TO BE DONE: Count how many lines below contain the word "next", then give that number alone.

Dataset items
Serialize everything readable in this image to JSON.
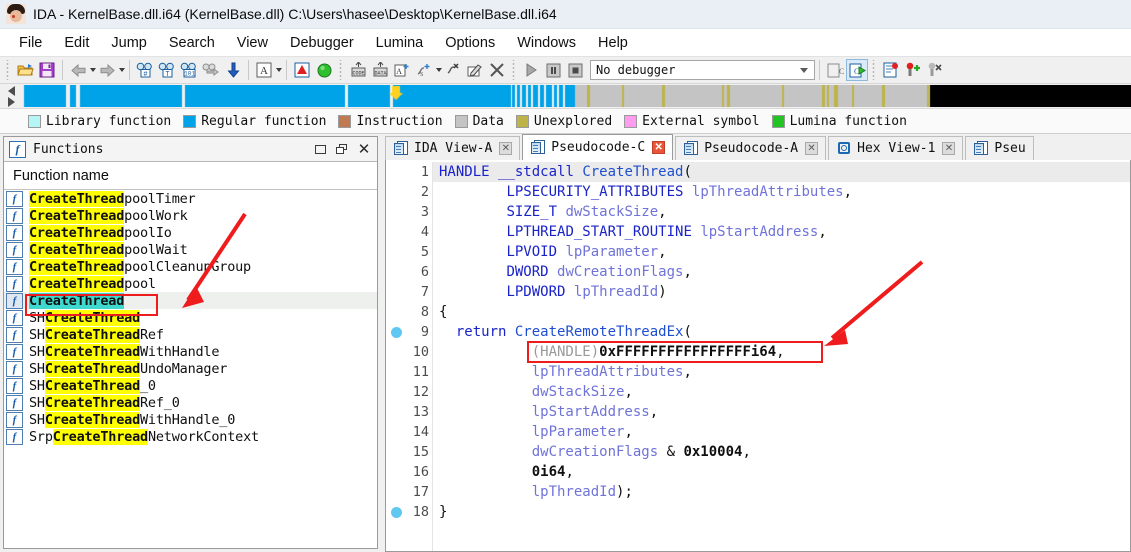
{
  "window": {
    "title": "IDA - KernelBase.dll.i64 (KernelBase.dll) C:\\Users\\hasee\\Desktop\\KernelBase.dll.i64",
    "app_icon": "ida-logo-icon"
  },
  "menubar": {
    "items": [
      "File",
      "Edit",
      "Jump",
      "Search",
      "View",
      "Debugger",
      "Lumina",
      "Options",
      "Windows",
      "Help"
    ]
  },
  "toolbar": {
    "debugger_select": {
      "value": "No debugger",
      "placeholder": "No debugger"
    },
    "buttons": [
      {
        "name": "open-file-icon",
        "glyph": "folder"
      },
      {
        "name": "save-file-icon",
        "glyph": "floppy"
      },
      {
        "name": "back-icon",
        "glyph": "arrow-left"
      },
      {
        "name": "back-dropdown-icon",
        "glyph": "caret"
      },
      {
        "name": "forward-icon",
        "glyph": "arrow-right"
      },
      {
        "name": "forward-dropdown-icon",
        "glyph": "caret"
      },
      {
        "name": "search-hash-icon",
        "glyph": "binoculars-hash"
      },
      {
        "name": "search-text-icon",
        "glyph": "binoculars-text"
      },
      {
        "name": "search-bytes-icon",
        "glyph": "binoculars-101"
      },
      {
        "name": "search-next-icon",
        "glyph": "binoculars-next"
      },
      {
        "name": "jump-down-icon",
        "glyph": "arrow-down"
      },
      {
        "name": "font-icon",
        "glyph": "letter-a"
      },
      {
        "name": "font-dropdown-icon",
        "glyph": "caret"
      },
      {
        "name": "warnings-icon",
        "glyph": "red-triangle"
      },
      {
        "name": "run-analysis-icon",
        "glyph": "green-circle"
      },
      {
        "name": "make-code-icon",
        "glyph": "code"
      },
      {
        "name": "make-data-icon",
        "glyph": "data"
      },
      {
        "name": "make-array-icon",
        "glyph": "array"
      },
      {
        "name": "make-struct-icon",
        "glyph": "struct"
      },
      {
        "name": "make-struct-dropdown-icon",
        "glyph": "caret"
      },
      {
        "name": "undefine-icon",
        "glyph": "undefine"
      },
      {
        "name": "rename-icon",
        "glyph": "rename"
      },
      {
        "name": "delete-icon",
        "glyph": "x-mark"
      },
      {
        "name": "debug-run-icon",
        "glyph": "play"
      },
      {
        "name": "debug-pause-icon",
        "glyph": "pause"
      },
      {
        "name": "debug-stop-icon",
        "glyph": "stop"
      },
      {
        "name": "decompile-icon",
        "glyph": "c-page"
      },
      {
        "name": "decompile-run-icon",
        "glyph": "c-page-run"
      },
      {
        "name": "breakpoint-list-icon",
        "glyph": "bp-list"
      },
      {
        "name": "breakpoint-add-icon",
        "glyph": "bp-add"
      },
      {
        "name": "breakpoint-del-icon",
        "glyph": "bp-del"
      }
    ]
  },
  "navband": {
    "left_arrow": "nav-prev-icon",
    "right_arrow": "nav-next-icon",
    "cursor_marker": "yellow-arrow-marker"
  },
  "legend": {
    "items": [
      {
        "label": "Library function",
        "color": "#b6f5f5"
      },
      {
        "label": "Regular function",
        "color": "#00a2e8"
      },
      {
        "label": "Instruction",
        "color": "#c07a52"
      },
      {
        "label": "Data",
        "color": "#c4c4c4"
      },
      {
        "label": "Unexplored",
        "color": "#bdb346"
      },
      {
        "label": "External symbol",
        "color": "#ff9cf0"
      },
      {
        "label": "Lumina function",
        "color": "#22c322"
      }
    ]
  },
  "functions_panel": {
    "title": "Functions",
    "icon": "function-panel-icon",
    "window_buttons": [
      "restore-button",
      "maximize-button",
      "close-button"
    ],
    "column_header": "Function name",
    "highlight_term": "CreateThread",
    "rows": [
      {
        "prefix": "",
        "match": "CreateThread",
        "suffix": "poolTimer",
        "selected": false
      },
      {
        "prefix": "",
        "match": "CreateThread",
        "suffix": "poolWork",
        "selected": false
      },
      {
        "prefix": "",
        "match": "CreateThread",
        "suffix": "poolIo",
        "selected": false
      },
      {
        "prefix": "",
        "match": "CreateThread",
        "suffix": "poolWait",
        "selected": false
      },
      {
        "prefix": "",
        "match": "CreateThread",
        "suffix": "poolCleanupGroup",
        "selected": false
      },
      {
        "prefix": "",
        "match": "CreateThread",
        "suffix": "pool",
        "selected": false
      },
      {
        "prefix": "",
        "match": "CreateThread",
        "suffix": "",
        "selected": true
      },
      {
        "prefix": "SH",
        "match": "CreateThread",
        "suffix": "",
        "selected": false
      },
      {
        "prefix": "SH",
        "match": "CreateThread",
        "suffix": "Ref",
        "selected": false
      },
      {
        "prefix": "SH",
        "match": "CreateThread",
        "suffix": "WithHandle",
        "selected": false
      },
      {
        "prefix": "SH",
        "match": "CreateThread",
        "suffix": "UndoManager",
        "selected": false
      },
      {
        "prefix": "SH",
        "match": "CreateThread",
        "suffix": "_0",
        "selected": false
      },
      {
        "prefix": "SH",
        "match": "CreateThread",
        "suffix": "Ref_0",
        "selected": false
      },
      {
        "prefix": "SH",
        "match": "CreateThread",
        "suffix": "WithHandle_0",
        "selected": false
      },
      {
        "prefix": "Srp",
        "match": "CreateThread",
        "suffix": "NetworkContext",
        "selected": false
      }
    ]
  },
  "tabs": [
    {
      "label": "IDA View-A",
      "icon": "page-icon",
      "active": false,
      "closable": true
    },
    {
      "label": "Pseudocode-C",
      "icon": "page-icon",
      "active": true,
      "closable": true
    },
    {
      "label": "Pseudocode-A",
      "icon": "page-icon",
      "active": false,
      "closable": true
    },
    {
      "label": "Hex View-1",
      "icon": "hex-icon",
      "active": false,
      "closable": true
    },
    {
      "label": "Pseu",
      "icon": "page-icon",
      "active": false,
      "closable": false
    }
  ],
  "code": {
    "lines": [
      {
        "n": "1",
        "bp": false,
        "current": true,
        "tokens": [
          {
            "t": "HANDLE",
            "c": "type"
          },
          {
            "t": " ",
            "c": "plain"
          },
          {
            "t": "__stdcall",
            "c": "kw"
          },
          {
            "t": " ",
            "c": "plain"
          },
          {
            "t": "CreateThread",
            "c": "fn"
          },
          {
            "t": "(",
            "c": "punct"
          }
        ]
      },
      {
        "n": "2",
        "bp": false,
        "current": false,
        "tokens": [
          {
            "t": "        ",
            "c": "plain"
          },
          {
            "t": "LPSECURITY_ATTRIBUTES",
            "c": "type"
          },
          {
            "t": " ",
            "c": "plain"
          },
          {
            "t": "lpThreadAttributes",
            "c": "var"
          },
          {
            "t": ",",
            "c": "punct"
          }
        ]
      },
      {
        "n": "3",
        "bp": false,
        "current": false,
        "tokens": [
          {
            "t": "        ",
            "c": "plain"
          },
          {
            "t": "SIZE_T",
            "c": "type"
          },
          {
            "t": " ",
            "c": "plain"
          },
          {
            "t": "dwStackSize",
            "c": "var"
          },
          {
            "t": ",",
            "c": "punct"
          }
        ]
      },
      {
        "n": "4",
        "bp": false,
        "current": false,
        "tokens": [
          {
            "t": "        ",
            "c": "plain"
          },
          {
            "t": "LPTHREAD_START_ROUTINE",
            "c": "type"
          },
          {
            "t": " ",
            "c": "plain"
          },
          {
            "t": "lpStartAddress",
            "c": "var"
          },
          {
            "t": ",",
            "c": "punct"
          }
        ]
      },
      {
        "n": "5",
        "bp": false,
        "current": false,
        "tokens": [
          {
            "t": "        ",
            "c": "plain"
          },
          {
            "t": "LPVOID",
            "c": "type"
          },
          {
            "t": " ",
            "c": "plain"
          },
          {
            "t": "lpParameter",
            "c": "var"
          },
          {
            "t": ",",
            "c": "punct"
          }
        ]
      },
      {
        "n": "6",
        "bp": false,
        "current": false,
        "tokens": [
          {
            "t": "        ",
            "c": "plain"
          },
          {
            "t": "DWORD",
            "c": "type"
          },
          {
            "t": " ",
            "c": "plain"
          },
          {
            "t": "dwCreationFlags",
            "c": "var"
          },
          {
            "t": ",",
            "c": "punct"
          }
        ]
      },
      {
        "n": "7",
        "bp": false,
        "current": false,
        "tokens": [
          {
            "t": "        ",
            "c": "plain"
          },
          {
            "t": "LPDWORD",
            "c": "type"
          },
          {
            "t": " ",
            "c": "plain"
          },
          {
            "t": "lpThreadId",
            "c": "var"
          },
          {
            "t": ")",
            "c": "punct"
          }
        ]
      },
      {
        "n": "8",
        "bp": false,
        "current": false,
        "tokens": [
          {
            "t": "{",
            "c": "punct"
          }
        ]
      },
      {
        "n": "9",
        "bp": true,
        "current": false,
        "tokens": [
          {
            "t": "  ",
            "c": "plain"
          },
          {
            "t": "return",
            "c": "kw"
          },
          {
            "t": " ",
            "c": "plain"
          },
          {
            "t": "CreateRemoteThreadEx",
            "c": "fn"
          },
          {
            "t": "(",
            "c": "punct"
          }
        ]
      },
      {
        "n": "10",
        "bp": false,
        "current": false,
        "tokens": [
          {
            "t": "           ",
            "c": "plain"
          },
          {
            "t": "(HANDLE)",
            "c": "cast"
          },
          {
            "t": "0xFFFFFFFFFFFFFFFFi64",
            "c": "num"
          },
          {
            "t": ",",
            "c": "punct"
          }
        ]
      },
      {
        "n": "11",
        "bp": false,
        "current": false,
        "tokens": [
          {
            "t": "           ",
            "c": "plain"
          },
          {
            "t": "lpThreadAttributes",
            "c": "var"
          },
          {
            "t": ",",
            "c": "punct"
          }
        ]
      },
      {
        "n": "12",
        "bp": false,
        "current": false,
        "tokens": [
          {
            "t": "           ",
            "c": "plain"
          },
          {
            "t": "dwStackSize",
            "c": "var"
          },
          {
            "t": ",",
            "c": "punct"
          }
        ]
      },
      {
        "n": "13",
        "bp": false,
        "current": false,
        "tokens": [
          {
            "t": "           ",
            "c": "plain"
          },
          {
            "t": "lpStartAddress",
            "c": "var"
          },
          {
            "t": ",",
            "c": "punct"
          }
        ]
      },
      {
        "n": "14",
        "bp": false,
        "current": false,
        "tokens": [
          {
            "t": "           ",
            "c": "plain"
          },
          {
            "t": "lpParameter",
            "c": "var"
          },
          {
            "t": ",",
            "c": "punct"
          }
        ]
      },
      {
        "n": "15",
        "bp": false,
        "current": false,
        "tokens": [
          {
            "t": "           ",
            "c": "plain"
          },
          {
            "t": "dwCreationFlags",
            "c": "var"
          },
          {
            "t": " & ",
            "c": "plain"
          },
          {
            "t": "0x10004",
            "c": "num"
          },
          {
            "t": ",",
            "c": "punct"
          }
        ]
      },
      {
        "n": "16",
        "bp": false,
        "current": false,
        "tokens": [
          {
            "t": "           ",
            "c": "plain"
          },
          {
            "t": "0i64",
            "c": "num"
          },
          {
            "t": ",",
            "c": "punct"
          }
        ]
      },
      {
        "n": "17",
        "bp": false,
        "current": false,
        "tokens": [
          {
            "t": "           ",
            "c": "plain"
          },
          {
            "t": "lpThreadId",
            "c": "var"
          },
          {
            "t": ");",
            "c": "punct"
          }
        ]
      },
      {
        "n": "18",
        "bp": true,
        "current": false,
        "tokens": [
          {
            "t": "}",
            "c": "punct"
          }
        ]
      }
    ]
  },
  "annotations": {
    "color": "#ee1c1c",
    "arrow_to_function_list": "red-arrow-pointing-to-createthread",
    "arrow_to_handle_value": "red-arrow-pointing-to-handle-cast",
    "box_function_list": "red-box-around-createthread-entry",
    "box_handle_value": "red-box-around-handle-constant"
  }
}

SOLUTION TO THIS PROBLEM: 3